#### Short exercise
Convert the records below into a JSON list of strings, with one string for each line and blank lines omitted.

[Stored data entries]
▽

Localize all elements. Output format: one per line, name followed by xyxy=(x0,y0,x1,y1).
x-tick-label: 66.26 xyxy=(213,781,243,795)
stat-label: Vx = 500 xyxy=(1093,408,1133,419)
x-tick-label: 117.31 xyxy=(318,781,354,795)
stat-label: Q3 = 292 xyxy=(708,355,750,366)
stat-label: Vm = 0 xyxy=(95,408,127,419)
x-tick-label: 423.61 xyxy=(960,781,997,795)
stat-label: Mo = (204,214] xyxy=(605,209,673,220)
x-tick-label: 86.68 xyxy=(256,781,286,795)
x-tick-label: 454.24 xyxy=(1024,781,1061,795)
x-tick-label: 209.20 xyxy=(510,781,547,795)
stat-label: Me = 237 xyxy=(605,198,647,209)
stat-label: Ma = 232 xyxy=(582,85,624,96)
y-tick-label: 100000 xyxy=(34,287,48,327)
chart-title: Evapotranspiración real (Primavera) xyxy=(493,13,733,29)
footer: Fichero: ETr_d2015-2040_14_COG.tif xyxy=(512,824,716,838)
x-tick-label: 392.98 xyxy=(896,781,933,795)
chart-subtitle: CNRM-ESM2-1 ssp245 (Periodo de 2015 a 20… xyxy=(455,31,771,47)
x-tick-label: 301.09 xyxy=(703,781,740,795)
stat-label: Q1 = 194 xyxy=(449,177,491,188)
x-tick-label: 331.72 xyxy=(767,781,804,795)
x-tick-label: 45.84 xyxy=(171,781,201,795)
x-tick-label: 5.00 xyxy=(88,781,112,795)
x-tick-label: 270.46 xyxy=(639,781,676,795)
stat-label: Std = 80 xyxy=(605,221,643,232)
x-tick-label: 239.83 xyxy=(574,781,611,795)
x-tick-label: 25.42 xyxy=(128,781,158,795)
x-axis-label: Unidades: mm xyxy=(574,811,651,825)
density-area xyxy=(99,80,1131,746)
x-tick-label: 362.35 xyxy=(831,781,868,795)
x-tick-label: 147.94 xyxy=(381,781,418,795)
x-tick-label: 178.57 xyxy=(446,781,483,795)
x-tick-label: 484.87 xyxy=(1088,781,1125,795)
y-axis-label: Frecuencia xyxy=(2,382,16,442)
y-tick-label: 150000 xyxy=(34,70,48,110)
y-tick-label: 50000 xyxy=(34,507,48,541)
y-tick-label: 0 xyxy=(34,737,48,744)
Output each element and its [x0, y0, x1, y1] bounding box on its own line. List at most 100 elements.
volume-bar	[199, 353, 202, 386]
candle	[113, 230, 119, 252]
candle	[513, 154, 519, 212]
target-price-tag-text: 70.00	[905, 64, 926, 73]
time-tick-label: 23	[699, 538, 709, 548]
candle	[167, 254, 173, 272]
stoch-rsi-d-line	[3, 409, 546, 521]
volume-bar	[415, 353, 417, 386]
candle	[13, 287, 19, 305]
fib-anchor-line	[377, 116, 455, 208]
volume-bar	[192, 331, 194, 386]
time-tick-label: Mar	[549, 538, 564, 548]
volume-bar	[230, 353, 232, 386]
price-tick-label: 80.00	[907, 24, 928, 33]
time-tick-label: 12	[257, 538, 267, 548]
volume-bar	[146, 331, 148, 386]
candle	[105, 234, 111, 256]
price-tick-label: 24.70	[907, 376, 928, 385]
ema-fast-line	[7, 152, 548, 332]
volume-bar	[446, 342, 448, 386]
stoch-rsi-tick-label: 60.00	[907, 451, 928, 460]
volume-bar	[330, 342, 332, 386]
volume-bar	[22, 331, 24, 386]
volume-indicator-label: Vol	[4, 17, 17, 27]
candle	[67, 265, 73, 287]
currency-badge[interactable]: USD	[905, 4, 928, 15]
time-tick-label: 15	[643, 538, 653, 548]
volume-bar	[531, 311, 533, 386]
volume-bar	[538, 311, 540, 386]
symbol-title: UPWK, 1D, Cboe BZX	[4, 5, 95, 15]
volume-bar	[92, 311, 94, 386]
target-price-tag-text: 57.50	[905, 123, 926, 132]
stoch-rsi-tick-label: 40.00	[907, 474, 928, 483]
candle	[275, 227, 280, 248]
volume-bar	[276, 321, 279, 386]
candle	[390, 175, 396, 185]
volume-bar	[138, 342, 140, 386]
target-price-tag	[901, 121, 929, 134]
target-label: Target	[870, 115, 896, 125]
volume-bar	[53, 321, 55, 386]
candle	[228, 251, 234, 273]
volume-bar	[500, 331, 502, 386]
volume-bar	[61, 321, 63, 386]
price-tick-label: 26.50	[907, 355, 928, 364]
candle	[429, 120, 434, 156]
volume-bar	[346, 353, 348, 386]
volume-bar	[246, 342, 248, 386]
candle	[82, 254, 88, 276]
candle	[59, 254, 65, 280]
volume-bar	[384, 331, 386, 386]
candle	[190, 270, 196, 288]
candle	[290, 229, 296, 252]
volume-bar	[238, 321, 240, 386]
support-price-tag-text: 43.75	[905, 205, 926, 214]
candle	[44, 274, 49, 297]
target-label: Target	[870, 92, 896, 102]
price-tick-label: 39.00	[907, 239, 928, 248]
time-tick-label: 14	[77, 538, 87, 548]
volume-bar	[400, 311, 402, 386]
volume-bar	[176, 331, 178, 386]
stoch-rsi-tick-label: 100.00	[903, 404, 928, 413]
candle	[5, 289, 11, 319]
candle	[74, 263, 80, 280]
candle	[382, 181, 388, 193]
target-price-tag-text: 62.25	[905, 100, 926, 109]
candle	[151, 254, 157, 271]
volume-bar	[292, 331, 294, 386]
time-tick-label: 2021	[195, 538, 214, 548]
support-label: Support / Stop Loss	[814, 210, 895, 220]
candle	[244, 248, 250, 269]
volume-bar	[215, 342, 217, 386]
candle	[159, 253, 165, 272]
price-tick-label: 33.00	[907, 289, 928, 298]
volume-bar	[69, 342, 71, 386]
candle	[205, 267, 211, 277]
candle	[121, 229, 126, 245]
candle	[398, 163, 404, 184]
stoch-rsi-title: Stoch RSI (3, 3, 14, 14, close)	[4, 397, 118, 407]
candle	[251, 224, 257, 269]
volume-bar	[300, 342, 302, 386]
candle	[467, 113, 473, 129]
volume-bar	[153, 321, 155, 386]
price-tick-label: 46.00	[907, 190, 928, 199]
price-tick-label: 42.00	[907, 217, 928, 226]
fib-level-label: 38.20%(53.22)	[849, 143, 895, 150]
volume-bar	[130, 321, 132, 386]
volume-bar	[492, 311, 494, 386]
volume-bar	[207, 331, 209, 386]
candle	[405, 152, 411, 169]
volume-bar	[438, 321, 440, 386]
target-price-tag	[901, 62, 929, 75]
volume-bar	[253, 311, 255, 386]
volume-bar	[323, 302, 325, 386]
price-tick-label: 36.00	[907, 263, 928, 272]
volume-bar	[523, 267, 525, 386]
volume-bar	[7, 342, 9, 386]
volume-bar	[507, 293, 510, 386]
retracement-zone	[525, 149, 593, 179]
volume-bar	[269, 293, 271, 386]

△

#### Expected answer
[
  "Localize all elements. Output format: one per line, name followed by xyxy=(x0,y0,x1,y1).",
  "x-tick-label: 66.26 xyxy=(213,781,243,795)",
  "stat-label: Vx = 500 xyxy=(1093,408,1133,419)",
  "x-tick-label: 117.31 xyxy=(318,781,354,795)",
  "stat-label: Q3 = 292 xyxy=(708,355,750,366)",
  "stat-label: Vm = 0 xyxy=(95,408,127,419)",
  "x-tick-label: 423.61 xyxy=(960,781,997,795)",
  "stat-label: Mo = (204,214] xyxy=(605,209,673,220)",
  "x-tick-label: 86.68 xyxy=(256,781,286,795)",
  "x-tick-label: 454.24 xyxy=(1024,781,1061,795)",
  "x-tick-label: 209.20 xyxy=(510,781,547,795)",
  "stat-label: Me = 237 xyxy=(605,198,647,209)",
  "stat-label: Ma = 232 xyxy=(582,85,624,96)",
  "y-tick-label: 100000 xyxy=(34,287,48,327)",
  "chart-title: Evapotranspiración real (Primavera) xyxy=(493,13,733,29)",
  "footer: Fichero: ETr_d2015-2040_14_COG.tif xyxy=(512,824,716,838)",
  "x-tick-label: 392.98 xyxy=(896,781,933,795)",
  "chart-subtitle: CNRM-ESM2-1 ssp245 (Periodo de 2015 a 20… xyxy=(455,31,771,47)",
  "x-tick-label: 301.09 xyxy=(703,781,740,795)",
  "stat-label: Q1 = 194 xyxy=(449,177,491,188)",
  "x-tick-label: 331.72 xyxy=(767,781,804,795)",
  "x-tick-label: 45.84 xyxy=(171,781,201,795)",
  "x-tick-label: 5.00 xyxy=(88,781,112,795)",
  "x-tick-label: 270.46 xyxy=(639,781,676,795)",
  "stat-label: Std = 80 xyxy=(605,221,643,232)",
  "x-tick-label: 239.83 xyxy=(574,781,611,795)",
  "x-tick-label: 25.42 xyxy=(128,781,158,795)",
  "x-axis-label: Unidades: mm xyxy=(574,811,651,825)",
  "density-area xyxy=(99,80,1131,746)",
  "x-tick-label: 362.35 xyxy=(831,781,868,795)",
  "x-tick-label: 147.94 xyxy=(381,781,418,795)",
  "x-tick-label: 178.57 xyxy=(446,781,483,795)",
  "x-tick-label: 484.87 xyxy=(1088,781,1125,795)",
  "y-axis-label: Frecuencia xyxy=(2,382,16,442)",
  "y-tick-label: 150000 xyxy=(34,70,48,110)",
  "y-tick-label: 50000 xyxy=(34,507,48,541)",
  "y-tick-label: 0 xyxy=(34,737,48,744)",
  "Output each element and its [x0, y0, x1, y1] bounding box on its own line. List at most 100 elements.",
  "volume-bar\t[199, 353, 202, 386]",
  "candle\t[113, 230, 119, 252]",
  "candle\t[513, 154, 519, 212]",
  "target-price-tag-text: 70.00\t[905, 64, 926, 73]",
  "time-tick-label: 23\t[699, 538, 709, 548]",
  "candle\t[167, 254, 173, 272]",
  "stoch-rsi-d-line\t[3, 409, 546, 521]",
  "volume-bar\t[415, 353, 417, 386]",
  "candle\t[13, 287, 19, 305]",
  "fib-anchor-line\t[377, 116, 455, 208]",
  "volume-bar\t[192, 331, 194, 386]",
  "time-tick-label: Mar\t[549, 538, 564, 548]",
  "volume-bar\t[230, 353, 232, 386]",
  "price-tick-label: 80.00\t[907, 24, 928, 33]",
  "time-tick-label: 12\t[257, 538, 267, 548]",
  "volume-bar\t[146, 331, 148, 386]",
  "candle\t[105, 234, 111, 256]",
  "price-tick-label: 24.70\t[907, 376, 928, 385]",
  "ema-fast-line\t[7, 152, 548, 332]",
  "volume-bar\t[446, 342, 448, 386]",
  "stoch-rsi-tick-label: 60.00\t[907, 451, 928, 460]",
  "volume-bar\t[330, 342, 332, 386]",
  "volume-bar\t[22, 331, 24, 386]",
  "volume-indicator-label: Vol\t[4, 17, 17, 27]",
  "candle\t[67, 265, 73, 287]",
  "currency-badge[interactable]: USD\t[905, 4, 928, 15]",
  "time-tick-label: 15\t[643, 538, 653, 548]",
  "volume-bar\t[531, 311, 533, 386]",
  "volume-bar\t[538, 311, 540, 386]",
  "symbol-title: UPWK, 1D, Cboe BZX\t[4, 5, 95, 15]",
  "volume-bar\t[92, 311, 94, 386]",
  "target-price-tag-text: 57.50\t[905, 123, 926, 132]",
  "stoch-rsi-tick-label: 40.00\t[907, 474, 928, 483]",
  "candle\t[275, 227, 280, 248]",
  "volume-bar\t[276, 321, 279, 386]",
  "candle\t[390, 175, 396, 185]",
  "volume-bar\t[138, 342, 140, 386]",
  "target-price-tag\t[901, 121, 929, 134]",
  "target-label: Target\t[870, 115, 896, 125]",
  "volume-bar\t[53, 321, 55, 386]",
  "candle\t[228, 251, 234, 273]",
  "volume-bar\t[500, 331, 502, 386]",
  "volume-bar\t[61, 321, 63, 386]",
  "price-tick-label: 26.50\t[907, 355, 928, 364]",
  "candle\t[429, 120, 434, 156]",
  "volume-bar\t[346, 353, 348, 386]",
  "volume-bar\t[246, 342, 248, 386]",
  "candle\t[82, 254, 88, 276]",
  "candle\t[59, 254, 65, 280]",
  "volume-bar\t[384, 331, 386, 386]",
  "candle\t[190, 270, 196, 288]",
  "candle\t[290, 229, 296, 252]",
  "volume-bar\t[238, 321, 240, 386]",
  "support-price-tag-text: 43.75\t[905, 205, 926, 214]",
  "candle\t[44, 274, 49, 297]",
  "target-label: Target\t[870, 92, 896, 102]",
  "price-tick-label: 39.00\t[907, 239, 928, 248]",
  "time-tick-label: 14\t[77, 538, 87, 548]",
  "volume-bar\t[400, 311, 402, 386]",
  "volume-bar\t[176, 331, 178, 386]",
  "stoch-rsi-tick-label: 100.00\t[903, 404, 928, 413]",
  "candle\t[5, 289, 11, 319]",
  "candle\t[74, 263, 80, 280]",
  "candle\t[382, 181, 388, 193]",
  "target-price-tag-text: 62.25\t[905, 100, 926, 109]",
  "candle\t[151, 254, 157, 271]",
  "volume-bar\t[292, 331, 294, 386]",
  "time-tick-label: 2021\t[195, 538, 214, 548]",
  "support-label: Support / Stop Loss\t[814, 210, 895, 220]",
  "candle\t[244, 248, 250, 269]",
  "volume-bar\t[215, 342, 217, 386]",
  "candle\t[159, 253, 165, 272]",
  "price-tick-label: 33.00\t[907, 289, 928, 298]",
  "volume-bar\t[69, 342, 71, 386]",
  "candle\t[205, 267, 211, 277]",
  "candle\t[121, 229, 126, 245]",
  "candle\t[398, 163, 404, 184]",
  "stoch-rsi-title: Stoch RSI (3, 3, 14, 14, close)\t[4, 397, 118, 407]",
  "candle\t[251, 224, 257, 269]",
  "volume-bar\t[300, 342, 302, 386]",
  "candle\t[467, 113, 473, 129]",
  "volume-bar\t[153, 321, 155, 386]",
  "price-tick-label: 46.00\t[907, 190, 928, 199]",
  "price-tick-label: 42.00\t[907, 217, 928, 226]",
  "fib-level-label: 38.20%(53.22)\t[849, 143, 895, 150]",
  "volume-bar\t[130, 321, 132, 386]",
  "volume-bar\t[492, 311, 494, 386]",
  "volume-bar\t[207, 331, 209, 386]",
  "candle\t[405, 152, 411, 169]",
  "volume-bar\t[438, 321, 440, 386]",
  "target-price-tag\t[901, 62, 929, 75]",
  "volume-bar\t[253, 311, 255, 386]",
  "volume-bar\t[323, 302, 325, 386]",
  "price-tick-label: 36.00\t[907, 263, 928, 272]",
  "volume-bar\t[523, 267, 525, 386]",
  "volume-bar\t[7, 342, 9, 386]",
  "volume-bar\t[507, 293, 510, 386]",
  "retracement-zone\t[525, 149, 593, 179]",
  "volume-bar\t[269, 293, 271, 386]"
]